Material:
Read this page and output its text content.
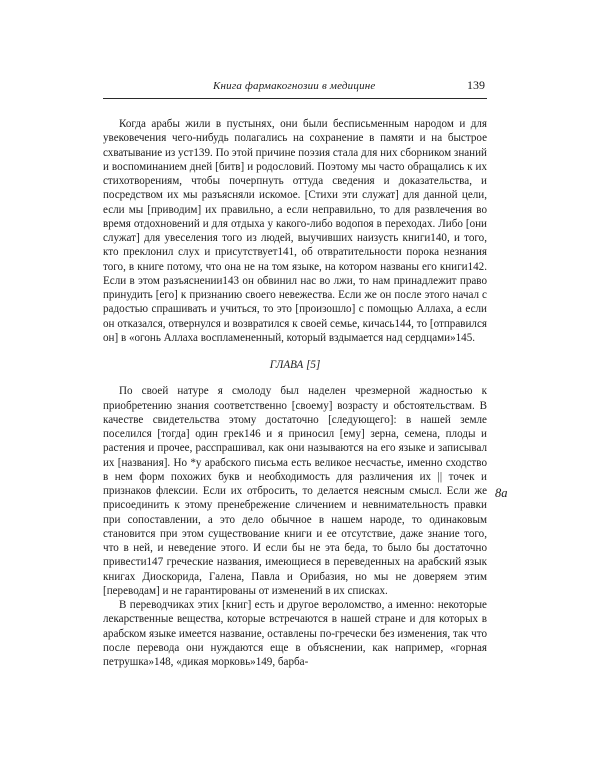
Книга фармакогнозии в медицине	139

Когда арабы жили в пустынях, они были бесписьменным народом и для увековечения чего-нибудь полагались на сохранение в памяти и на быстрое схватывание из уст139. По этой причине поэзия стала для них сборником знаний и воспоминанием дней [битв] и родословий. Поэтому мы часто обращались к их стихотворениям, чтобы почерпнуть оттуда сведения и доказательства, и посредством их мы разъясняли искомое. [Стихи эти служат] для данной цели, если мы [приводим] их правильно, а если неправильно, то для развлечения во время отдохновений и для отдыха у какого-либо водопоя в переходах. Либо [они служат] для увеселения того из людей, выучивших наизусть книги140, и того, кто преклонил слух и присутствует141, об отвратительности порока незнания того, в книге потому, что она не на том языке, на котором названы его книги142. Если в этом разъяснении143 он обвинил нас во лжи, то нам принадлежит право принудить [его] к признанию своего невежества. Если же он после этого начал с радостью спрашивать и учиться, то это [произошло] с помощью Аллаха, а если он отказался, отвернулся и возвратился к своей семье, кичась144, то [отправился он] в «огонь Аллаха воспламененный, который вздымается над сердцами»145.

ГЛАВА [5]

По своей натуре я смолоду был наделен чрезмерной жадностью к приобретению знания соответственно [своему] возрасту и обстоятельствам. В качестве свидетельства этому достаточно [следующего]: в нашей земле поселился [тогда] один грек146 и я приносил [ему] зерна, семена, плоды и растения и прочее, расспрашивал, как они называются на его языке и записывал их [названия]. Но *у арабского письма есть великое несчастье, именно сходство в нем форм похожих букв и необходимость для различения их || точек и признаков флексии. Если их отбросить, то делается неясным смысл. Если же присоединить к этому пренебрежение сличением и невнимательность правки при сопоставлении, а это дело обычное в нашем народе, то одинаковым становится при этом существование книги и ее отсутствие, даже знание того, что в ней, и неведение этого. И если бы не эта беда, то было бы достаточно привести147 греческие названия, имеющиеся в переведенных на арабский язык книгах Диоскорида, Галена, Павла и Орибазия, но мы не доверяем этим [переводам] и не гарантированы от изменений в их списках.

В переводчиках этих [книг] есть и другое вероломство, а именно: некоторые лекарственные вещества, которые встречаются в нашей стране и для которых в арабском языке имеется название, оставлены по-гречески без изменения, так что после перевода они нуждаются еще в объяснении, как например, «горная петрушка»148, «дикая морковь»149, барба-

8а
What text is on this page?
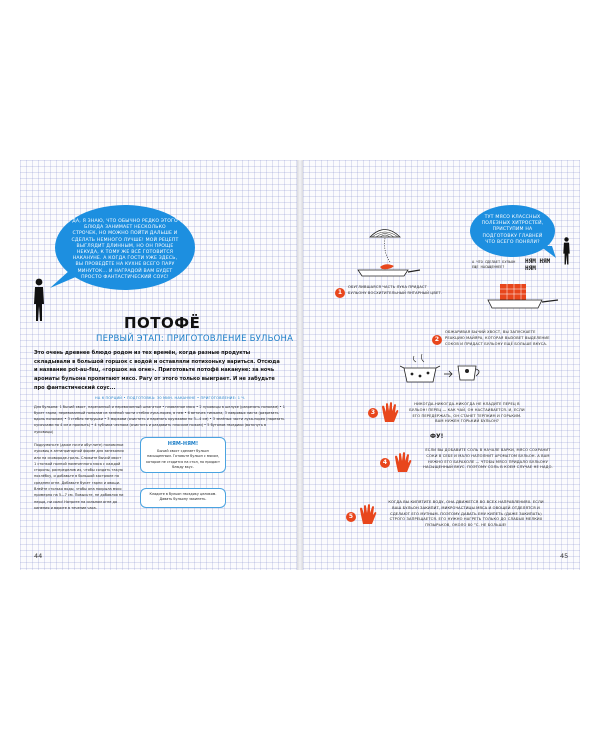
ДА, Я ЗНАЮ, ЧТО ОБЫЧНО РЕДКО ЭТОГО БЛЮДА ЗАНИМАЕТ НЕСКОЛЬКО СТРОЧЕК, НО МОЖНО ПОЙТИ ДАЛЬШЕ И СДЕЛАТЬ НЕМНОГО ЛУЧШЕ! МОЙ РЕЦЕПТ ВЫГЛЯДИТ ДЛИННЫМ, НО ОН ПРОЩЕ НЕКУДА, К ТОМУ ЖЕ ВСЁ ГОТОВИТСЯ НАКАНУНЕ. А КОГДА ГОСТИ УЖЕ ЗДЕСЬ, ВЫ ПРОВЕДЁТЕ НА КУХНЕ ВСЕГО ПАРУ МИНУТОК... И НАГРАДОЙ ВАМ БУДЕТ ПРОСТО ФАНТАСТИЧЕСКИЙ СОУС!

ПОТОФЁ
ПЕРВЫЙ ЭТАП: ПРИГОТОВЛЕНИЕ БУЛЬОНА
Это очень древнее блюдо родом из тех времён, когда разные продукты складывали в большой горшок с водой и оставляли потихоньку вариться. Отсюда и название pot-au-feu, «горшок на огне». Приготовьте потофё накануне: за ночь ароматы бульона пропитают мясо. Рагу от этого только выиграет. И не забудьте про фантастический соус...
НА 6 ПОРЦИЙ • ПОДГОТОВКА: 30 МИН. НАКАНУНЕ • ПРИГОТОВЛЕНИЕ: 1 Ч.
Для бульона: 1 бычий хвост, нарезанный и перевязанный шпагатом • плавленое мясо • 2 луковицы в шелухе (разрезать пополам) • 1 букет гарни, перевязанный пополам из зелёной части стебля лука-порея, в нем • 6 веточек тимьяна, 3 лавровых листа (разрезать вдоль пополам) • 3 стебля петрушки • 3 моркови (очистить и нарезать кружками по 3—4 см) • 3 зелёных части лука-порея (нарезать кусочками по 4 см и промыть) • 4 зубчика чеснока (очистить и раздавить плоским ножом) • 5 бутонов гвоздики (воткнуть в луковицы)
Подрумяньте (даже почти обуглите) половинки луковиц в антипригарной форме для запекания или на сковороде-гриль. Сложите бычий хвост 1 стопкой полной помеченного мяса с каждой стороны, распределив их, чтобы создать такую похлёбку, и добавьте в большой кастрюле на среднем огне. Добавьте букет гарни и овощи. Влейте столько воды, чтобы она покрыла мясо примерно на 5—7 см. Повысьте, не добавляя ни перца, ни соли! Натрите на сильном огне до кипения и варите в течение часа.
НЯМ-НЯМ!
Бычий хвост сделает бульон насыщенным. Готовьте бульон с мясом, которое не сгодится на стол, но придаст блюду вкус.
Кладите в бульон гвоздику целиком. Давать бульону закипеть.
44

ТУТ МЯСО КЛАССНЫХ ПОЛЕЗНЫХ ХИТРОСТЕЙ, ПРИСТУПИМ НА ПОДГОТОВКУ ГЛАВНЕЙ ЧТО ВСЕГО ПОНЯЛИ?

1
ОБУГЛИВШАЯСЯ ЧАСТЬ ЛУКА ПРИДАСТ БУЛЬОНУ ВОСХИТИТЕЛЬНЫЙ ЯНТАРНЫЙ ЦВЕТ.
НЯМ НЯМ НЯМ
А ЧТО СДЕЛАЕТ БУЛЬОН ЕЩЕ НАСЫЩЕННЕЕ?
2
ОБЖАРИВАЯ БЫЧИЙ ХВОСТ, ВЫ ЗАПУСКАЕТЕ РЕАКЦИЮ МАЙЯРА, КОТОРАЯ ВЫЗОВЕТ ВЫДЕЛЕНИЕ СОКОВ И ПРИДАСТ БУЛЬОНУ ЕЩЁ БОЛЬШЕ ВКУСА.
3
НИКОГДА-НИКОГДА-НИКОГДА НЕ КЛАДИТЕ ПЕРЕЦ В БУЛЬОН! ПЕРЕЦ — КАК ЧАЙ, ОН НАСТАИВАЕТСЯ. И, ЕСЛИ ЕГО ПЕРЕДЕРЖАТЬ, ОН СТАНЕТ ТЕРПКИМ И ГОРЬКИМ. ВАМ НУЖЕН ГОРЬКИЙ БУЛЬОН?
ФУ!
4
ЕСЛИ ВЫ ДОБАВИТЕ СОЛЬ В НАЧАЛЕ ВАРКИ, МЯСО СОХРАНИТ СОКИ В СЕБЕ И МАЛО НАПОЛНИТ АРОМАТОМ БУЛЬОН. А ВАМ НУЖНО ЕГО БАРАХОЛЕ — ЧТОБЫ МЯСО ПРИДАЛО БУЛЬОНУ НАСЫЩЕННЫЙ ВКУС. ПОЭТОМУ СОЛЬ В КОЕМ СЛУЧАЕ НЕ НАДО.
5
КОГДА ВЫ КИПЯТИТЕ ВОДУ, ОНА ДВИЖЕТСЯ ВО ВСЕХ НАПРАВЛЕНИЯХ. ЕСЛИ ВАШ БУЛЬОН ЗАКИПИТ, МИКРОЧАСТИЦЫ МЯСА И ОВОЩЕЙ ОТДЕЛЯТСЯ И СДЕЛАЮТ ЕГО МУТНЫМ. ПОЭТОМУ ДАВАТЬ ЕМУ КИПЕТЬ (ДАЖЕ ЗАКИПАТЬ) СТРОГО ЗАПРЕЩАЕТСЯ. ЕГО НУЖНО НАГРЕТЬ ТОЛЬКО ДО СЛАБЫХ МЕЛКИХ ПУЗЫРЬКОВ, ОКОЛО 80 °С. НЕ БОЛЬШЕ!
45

What is required:
Give only a number: how many lines of the data hold the string "большой"?

The answer:
2